> [WORK TO DO]: Write the records out again, keeping each line exactly as it is.
══ DATA IN THIS EXERCISE
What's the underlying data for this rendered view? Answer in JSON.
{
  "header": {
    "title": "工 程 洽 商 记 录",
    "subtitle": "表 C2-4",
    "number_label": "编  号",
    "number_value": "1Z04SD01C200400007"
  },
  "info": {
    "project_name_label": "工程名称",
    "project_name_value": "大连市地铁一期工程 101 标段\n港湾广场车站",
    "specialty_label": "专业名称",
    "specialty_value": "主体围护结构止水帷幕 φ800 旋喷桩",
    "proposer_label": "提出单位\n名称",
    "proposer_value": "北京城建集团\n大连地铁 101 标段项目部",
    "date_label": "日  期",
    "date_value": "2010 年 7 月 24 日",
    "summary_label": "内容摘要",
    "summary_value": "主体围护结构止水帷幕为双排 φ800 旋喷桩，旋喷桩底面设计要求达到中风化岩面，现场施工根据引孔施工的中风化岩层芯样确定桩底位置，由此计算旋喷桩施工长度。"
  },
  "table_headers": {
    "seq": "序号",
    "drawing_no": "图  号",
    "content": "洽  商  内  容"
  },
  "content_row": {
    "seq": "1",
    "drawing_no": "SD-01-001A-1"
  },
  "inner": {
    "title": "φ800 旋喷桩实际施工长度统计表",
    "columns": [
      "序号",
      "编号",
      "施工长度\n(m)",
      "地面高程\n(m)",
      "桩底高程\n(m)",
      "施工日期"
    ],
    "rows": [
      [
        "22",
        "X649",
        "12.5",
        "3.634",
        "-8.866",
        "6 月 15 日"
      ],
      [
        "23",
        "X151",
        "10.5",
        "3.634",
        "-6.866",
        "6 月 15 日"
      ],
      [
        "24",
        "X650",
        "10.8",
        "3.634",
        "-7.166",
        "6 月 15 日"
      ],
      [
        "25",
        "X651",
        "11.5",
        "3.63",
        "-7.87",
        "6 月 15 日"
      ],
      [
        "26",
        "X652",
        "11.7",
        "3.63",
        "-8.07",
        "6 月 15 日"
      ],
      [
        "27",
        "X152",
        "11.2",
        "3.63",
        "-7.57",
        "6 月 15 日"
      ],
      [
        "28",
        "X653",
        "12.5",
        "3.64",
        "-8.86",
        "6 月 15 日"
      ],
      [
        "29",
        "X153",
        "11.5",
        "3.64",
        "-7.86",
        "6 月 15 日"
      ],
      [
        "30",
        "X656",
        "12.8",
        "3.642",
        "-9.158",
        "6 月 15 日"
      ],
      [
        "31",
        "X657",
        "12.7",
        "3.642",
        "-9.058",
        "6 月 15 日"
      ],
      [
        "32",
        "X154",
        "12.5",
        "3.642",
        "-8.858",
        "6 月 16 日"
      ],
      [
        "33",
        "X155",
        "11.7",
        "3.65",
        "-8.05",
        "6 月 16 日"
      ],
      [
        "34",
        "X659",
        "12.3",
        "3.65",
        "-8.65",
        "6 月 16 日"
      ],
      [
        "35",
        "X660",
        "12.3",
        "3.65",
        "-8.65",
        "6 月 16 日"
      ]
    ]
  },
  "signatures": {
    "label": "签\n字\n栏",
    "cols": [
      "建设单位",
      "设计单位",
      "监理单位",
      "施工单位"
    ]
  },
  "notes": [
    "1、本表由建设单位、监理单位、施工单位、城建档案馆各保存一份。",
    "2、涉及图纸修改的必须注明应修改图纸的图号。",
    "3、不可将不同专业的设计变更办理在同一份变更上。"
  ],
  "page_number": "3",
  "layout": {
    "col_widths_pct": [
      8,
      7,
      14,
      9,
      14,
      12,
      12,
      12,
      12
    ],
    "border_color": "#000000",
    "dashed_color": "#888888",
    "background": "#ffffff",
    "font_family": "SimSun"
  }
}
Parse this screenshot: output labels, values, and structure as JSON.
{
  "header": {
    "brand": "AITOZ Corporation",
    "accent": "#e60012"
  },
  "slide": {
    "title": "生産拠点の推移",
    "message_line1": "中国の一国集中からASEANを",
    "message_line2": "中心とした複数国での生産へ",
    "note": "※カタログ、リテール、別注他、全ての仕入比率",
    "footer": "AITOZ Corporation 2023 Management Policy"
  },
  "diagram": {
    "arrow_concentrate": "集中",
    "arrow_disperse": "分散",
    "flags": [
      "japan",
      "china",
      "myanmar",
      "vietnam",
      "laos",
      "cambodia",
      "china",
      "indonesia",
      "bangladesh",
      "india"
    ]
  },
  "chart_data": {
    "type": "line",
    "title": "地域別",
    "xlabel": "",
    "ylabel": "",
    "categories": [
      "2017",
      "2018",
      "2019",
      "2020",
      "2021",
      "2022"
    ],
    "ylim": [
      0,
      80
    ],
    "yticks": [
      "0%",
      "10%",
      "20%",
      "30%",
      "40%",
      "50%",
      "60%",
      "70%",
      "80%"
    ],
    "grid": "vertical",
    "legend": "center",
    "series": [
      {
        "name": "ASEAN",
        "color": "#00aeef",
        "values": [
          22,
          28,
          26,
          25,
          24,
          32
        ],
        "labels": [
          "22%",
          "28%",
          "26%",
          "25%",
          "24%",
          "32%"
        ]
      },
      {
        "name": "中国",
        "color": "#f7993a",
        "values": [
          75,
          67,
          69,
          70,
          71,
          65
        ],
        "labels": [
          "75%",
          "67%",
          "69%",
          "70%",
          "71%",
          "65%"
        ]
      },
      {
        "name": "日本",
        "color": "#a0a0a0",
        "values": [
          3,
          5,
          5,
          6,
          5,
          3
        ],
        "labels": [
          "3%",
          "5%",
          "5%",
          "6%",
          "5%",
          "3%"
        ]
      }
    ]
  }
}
════
> [RESULT]:
What's the underlying data for this rendered view? Answer in JSON.
{
  "header": {
    "title": "工 程 洽 商 记 录",
    "subtitle": "表 C2-4",
    "number_label": "编  号",
    "number_value": "1Z04SD01C200400007"
  },
  "info": {
    "project_name_label": "工程名称",
    "project_name_value": "大连市地铁一期工程 101 标段\n港湾广场车站",
    "specialty_label": "专业名称",
    "specialty_value": "主体围护结构止水帷幕 φ800 旋喷桩",
    "proposer_label": "提出单位\n名称",
    "proposer_value": "北京城建集团\n大连地铁 101 标段项目部",
    "date_label": "日  期",
    "date_value": "2010 年 7 月 24 日",
    "summary_label": "内容摘要",
    "summary_value": "主体围护结构止水帷幕为双排 φ800 旋喷桩，旋喷桩底面设计要求达到中风化岩面，现场施工根据引孔施工的中风化岩层芯样确定桩底位置，由此计算旋喷桩施工长度。"
  },
  "table_headers": {
    "seq": "序号",
    "drawing_no": "图  号",
    "content": "洽  商  内  容"
  },
  "content_row": {
    "seq": "1",
    "drawing_no": "SD-01-001A-1"
  },
  "inner": {
    "title": "φ800 旋喷桩实际施工长度统计表",
    "columns": [
      "序号",
      "编号",
      "施工长度\n(m)",
      "地面高程\n(m)",
      "桩底高程\n(m)",
      "施工日期"
    ],
    "rows": [
      [
        "22",
        "X649",
        "12.5",
        "3.634",
        "-8.866",
        "6 月 15 日"
      ],
      [
        "23",
        "X151",
        "10.5",
        "3.634",
        "-6.866",
        "6 月 15 日"
      ],
      [
        "24",
        "X650",
        "10.8",
        "3.634",
        "-7.166",
        "6 月 15 日"
      ],
      [
        "25",
        "X651",
        "11.5",
        "3.63",
        "-7.87",
        "6 月 15 日"
      ],
      [
        "26",
        "X652",
        "11.7",
        "3.63",
        "-8.07",
        "6 月 15 日"
      ],
      [
        "27",
        "X152",
        "11.2",
        "3.63",
        "-7.57",
        "6 月 15 日"
      ],
      [
        "28",
        "X653",
        "12.5",
        "3.64",
        "-8.86",
        "6 月 15 日"
      ],
      [
        "29",
        "X153",
        "11.5",
        "3.64",
        "-7.86",
        "6 月 15 日"
      ],
      [
        "30",
        "X656",
        "12.8",
        "3.642",
        "-9.158",
        "6 月 15 日"
      ],
      [
        "31",
        "X657",
        "12.7",
        "3.642",
        "-9.058",
        "6 月 15 日"
      ],
      [
        "32",
        "X154",
        "12.5",
        "3.642",
        "-8.858",
        "6 月 16 日"
      ],
      [
        "33",
        "X155",
        "11.7",
        "3.65",
        "-8.05",
        "6 月 16 日"
      ],
      [
        "34",
        "X659",
        "12.3",
        "3.65",
        "-8.65",
        "6 月 16 日"
      ],
      [
        "35",
        "X660",
        "12.3",
        "3.65",
        "-8.65",
        "6 月 16 日"
      ]
    ]
  },
  "signatures": {
    "label": "签\n字\n栏",
    "cols": [
      "建设单位",
      "设计单位",
      "监理单位",
      "施工单位"
    ]
  },
  "notes": [
    "1、本表由建设单位、监理单位、施工单位、城建档案馆各保存一份。",
    "2、涉及图纸修改的必须注明应修改图纸的图号。",
    "3、不可将不同专业的设计变更办理在同一份变更上。"
  ],
  "page_number": "3",
  "layout": {
    "col_widths_pct": [
      8,
      7,
      14,
      9,
      14,
      12,
      12,
      12,
      12
    ],
    "border_color": "#000000",
    "dashed_color": "#888888",
    "background": "#ffffff",
    "font_family": "SimSun"
  }
}
Parse this screenshot: output labels, values, and structure as JSON.
{
  "header": {
    "brand": "AITOZ Corporation",
    "accent": "#e60012"
  },
  "slide": {
    "title": "生産拠点の推移",
    "message_line1": "中国の一国集中からASEANを",
    "message_line2": "中心とした複数国での生産へ",
    "note": "※カタログ、リテール、別注他、全ての仕入比率",
    "footer": "AITOZ Corporation 2023 Management Policy"
  },
  "diagram": {
    "arrow_concentrate": "集中",
    "arrow_disperse": "分散",
    "flags": [
      "japan",
      "china",
      "myanmar",
      "vietnam",
      "laos",
      "cambodia",
      "china",
      "indonesia",
      "bangladesh",
      "india"
    ]
  },
  "chart_data": {
    "type": "line",
    "title": "地域別",
    "xlabel": "",
    "ylabel": "",
    "categories": [
      "2017",
      "2018",
      "2019",
      "2020",
      "2021",
      "2022"
    ],
    "ylim": [
      0,
      80
    ],
    "yticks": [
      "0%",
      "10%",
      "20%",
      "30%",
      "40%",
      "50%",
      "60%",
      "70%",
      "80%"
    ],
    "grid": "vertical",
    "legend": "center",
    "series": [
      {
        "name": "ASEAN",
        "color": "#00aeef",
        "values": [
          22,
          28,
          26,
          25,
          24,
          32
        ],
        "labels": [
          "22%",
          "28%",
          "26%",
          "25%",
          "24%",
          "32%"
        ]
      },
      {
        "name": "中国",
        "color": "#f7993a",
        "values": [
          75,
          67,
          69,
          70,
          71,
          65
        ],
        "labels": [
          "75%",
          "67%",
          "69%",
          "70%",
          "71%",
          "65%"
        ]
      },
      {
        "name": "日本",
        "color": "#a0a0a0",
        "values": [
          3,
          5,
          5,
          6,
          5,
          3
        ],
        "labels": [
          "3%",
          "5%",
          "5%",
          "6%",
          "5%",
          "3%"
        ]
      }
    ]
  }
}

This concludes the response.